>> begin Material provided
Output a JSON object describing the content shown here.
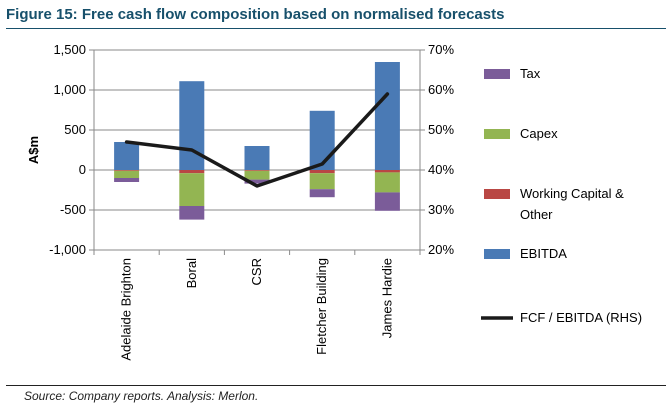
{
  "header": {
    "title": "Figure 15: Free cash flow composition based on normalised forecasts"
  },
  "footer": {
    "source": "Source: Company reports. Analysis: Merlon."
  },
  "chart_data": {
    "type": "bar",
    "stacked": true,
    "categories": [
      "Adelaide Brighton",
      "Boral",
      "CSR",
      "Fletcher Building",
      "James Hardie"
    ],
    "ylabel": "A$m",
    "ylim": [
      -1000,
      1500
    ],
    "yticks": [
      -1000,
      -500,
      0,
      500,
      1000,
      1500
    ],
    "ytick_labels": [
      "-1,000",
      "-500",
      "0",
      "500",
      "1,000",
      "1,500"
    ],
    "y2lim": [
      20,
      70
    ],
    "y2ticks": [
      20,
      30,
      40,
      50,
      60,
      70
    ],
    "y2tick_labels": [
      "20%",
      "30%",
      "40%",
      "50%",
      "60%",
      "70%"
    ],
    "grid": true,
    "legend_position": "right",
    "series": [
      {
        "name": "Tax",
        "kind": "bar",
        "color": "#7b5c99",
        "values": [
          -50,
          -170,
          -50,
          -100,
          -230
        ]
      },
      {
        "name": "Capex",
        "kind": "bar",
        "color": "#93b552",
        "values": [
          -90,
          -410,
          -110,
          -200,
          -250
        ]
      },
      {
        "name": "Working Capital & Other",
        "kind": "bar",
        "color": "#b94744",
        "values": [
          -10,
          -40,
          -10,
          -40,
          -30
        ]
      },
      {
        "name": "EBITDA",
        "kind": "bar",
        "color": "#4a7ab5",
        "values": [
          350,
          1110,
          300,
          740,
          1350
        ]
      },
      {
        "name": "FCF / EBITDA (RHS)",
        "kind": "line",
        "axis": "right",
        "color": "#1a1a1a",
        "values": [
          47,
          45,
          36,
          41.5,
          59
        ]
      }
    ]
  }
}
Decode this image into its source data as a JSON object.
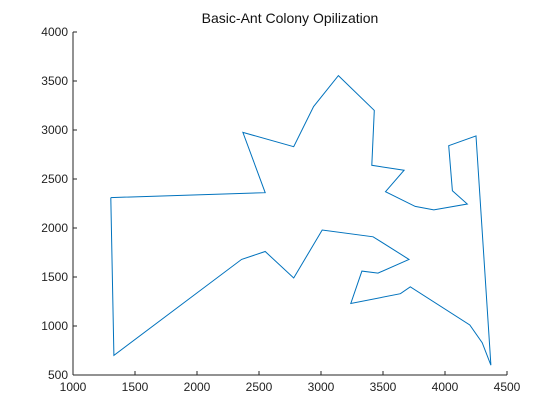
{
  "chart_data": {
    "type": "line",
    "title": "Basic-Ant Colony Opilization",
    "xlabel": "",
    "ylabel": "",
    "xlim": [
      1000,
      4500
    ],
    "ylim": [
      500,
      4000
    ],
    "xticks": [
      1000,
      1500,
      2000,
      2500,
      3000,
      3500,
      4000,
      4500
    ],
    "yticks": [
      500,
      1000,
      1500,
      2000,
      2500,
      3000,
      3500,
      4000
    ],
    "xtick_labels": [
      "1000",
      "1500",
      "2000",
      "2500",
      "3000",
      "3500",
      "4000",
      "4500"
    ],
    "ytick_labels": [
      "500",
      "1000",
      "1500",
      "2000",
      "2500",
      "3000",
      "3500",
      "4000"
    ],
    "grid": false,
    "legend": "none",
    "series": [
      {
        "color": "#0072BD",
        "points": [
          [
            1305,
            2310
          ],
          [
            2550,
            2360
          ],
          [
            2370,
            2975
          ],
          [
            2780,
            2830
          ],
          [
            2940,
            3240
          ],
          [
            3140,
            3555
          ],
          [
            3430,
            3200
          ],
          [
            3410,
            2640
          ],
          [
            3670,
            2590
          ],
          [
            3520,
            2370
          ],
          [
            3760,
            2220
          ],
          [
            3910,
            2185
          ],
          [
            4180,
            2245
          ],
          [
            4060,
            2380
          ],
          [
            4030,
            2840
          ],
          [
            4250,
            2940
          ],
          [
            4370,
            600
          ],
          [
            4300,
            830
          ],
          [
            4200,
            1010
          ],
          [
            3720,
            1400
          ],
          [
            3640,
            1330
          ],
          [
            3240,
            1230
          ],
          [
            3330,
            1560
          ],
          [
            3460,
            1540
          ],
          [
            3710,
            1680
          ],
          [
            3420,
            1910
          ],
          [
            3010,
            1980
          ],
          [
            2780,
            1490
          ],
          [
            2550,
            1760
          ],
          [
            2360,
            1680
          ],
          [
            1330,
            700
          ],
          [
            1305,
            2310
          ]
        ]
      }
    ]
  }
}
>> end Material provided
Exercise prompt: Leave out the pictures and restate everything else word for word.

Expected answer:
Output a JSON object describing the content shown here.
{
  "header": {
    "title": "Figure 15: Free cash flow composition based on normalised forecasts"
  },
  "footer": {
    "source": "Source: Company reports. Analysis: Merlon."
  },
  "chart_data": {
    "type": "bar",
    "stacked": true,
    "categories": [
      "Adelaide Brighton",
      "Boral",
      "CSR",
      "Fletcher Building",
      "James Hardie"
    ],
    "ylabel": "A$m",
    "ylim": [
      -1000,
      1500
    ],
    "yticks": [
      -1000,
      -500,
      0,
      500,
      1000,
      1500
    ],
    "ytick_labels": [
      "-1,000",
      "-500",
      "0",
      "500",
      "1,000",
      "1,500"
    ],
    "y2lim": [
      20,
      70
    ],
    "y2ticks": [
      20,
      30,
      40,
      50,
      60,
      70
    ],
    "y2tick_labels": [
      "20%",
      "30%",
      "40%",
      "50%",
      "60%",
      "70%"
    ],
    "grid": true,
    "legend_position": "right",
    "series": [
      {
        "name": "Tax",
        "kind": "bar",
        "color": "#7b5c99",
        "values": [
          -50,
          -170,
          -50,
          -100,
          -230
        ]
      },
      {
        "name": "Capex",
        "kind": "bar",
        "color": "#93b552",
        "values": [
          -90,
          -410,
          -110,
          -200,
          -250
        ]
      },
      {
        "name": "Working Capital & Other",
        "kind": "bar",
        "color": "#b94744",
        "values": [
          -10,
          -40,
          -10,
          -40,
          -30
        ]
      },
      {
        "name": "EBITDA",
        "kind": "bar",
        "color": "#4a7ab5",
        "values": [
          350,
          1110,
          300,
          740,
          1350
        ]
      },
      {
        "name": "FCF / EBITDA (RHS)",
        "kind": "line",
        "axis": "right",
        "color": "#1a1a1a",
        "values": [
          47,
          45,
          36,
          41.5,
          59
        ]
      }
    ]
  }
}
Decode this image into its source data as a JSON object.
{
  "chart_data": {
    "type": "line",
    "title": "Basic-Ant Colony Opilization",
    "xlabel": "",
    "ylabel": "",
    "xlim": [
      1000,
      4500
    ],
    "ylim": [
      500,
      4000
    ],
    "xticks": [
      1000,
      1500,
      2000,
      2500,
      3000,
      3500,
      4000,
      4500
    ],
    "yticks": [
      500,
      1000,
      1500,
      2000,
      2500,
      3000,
      3500,
      4000
    ],
    "xtick_labels": [
      "1000",
      "1500",
      "2000",
      "2500",
      "3000",
      "3500",
      "4000",
      "4500"
    ],
    "ytick_labels": [
      "500",
      "1000",
      "1500",
      "2000",
      "2500",
      "3000",
      "3500",
      "4000"
    ],
    "grid": false,
    "legend": "none",
    "series": [
      {
        "color": "#0072BD",
        "points": [
          [
            1305,
            2310
          ],
          [
            2550,
            2360
          ],
          [
            2370,
            2975
          ],
          [
            2780,
            2830
          ],
          [
            2940,
            3240
          ],
          [
            3140,
            3555
          ],
          [
            3430,
            3200
          ],
          [
            3410,
            2640
          ],
          [
            3670,
            2590
          ],
          [
            3520,
            2370
          ],
          [
            3760,
            2220
          ],
          [
            3910,
            2185
          ],
          [
            4180,
            2245
          ],
          [
            4060,
            2380
          ],
          [
            4030,
            2840
          ],
          [
            4250,
            2940
          ],
          [
            4370,
            600
          ],
          [
            4300,
            830
          ],
          [
            4200,
            1010
          ],
          [
            3720,
            1400
          ],
          [
            3640,
            1330
          ],
          [
            3240,
            1230
          ],
          [
            3330,
            1560
          ],
          [
            3460,
            1540
          ],
          [
            3710,
            1680
          ],
          [
            3420,
            1910
          ],
          [
            3010,
            1980
          ],
          [
            2780,
            1490
          ],
          [
            2550,
            1760
          ],
          [
            2360,
            1680
          ],
          [
            1330,
            700
          ],
          [
            1305,
            2310
          ]
        ]
      }
    ]
  }
}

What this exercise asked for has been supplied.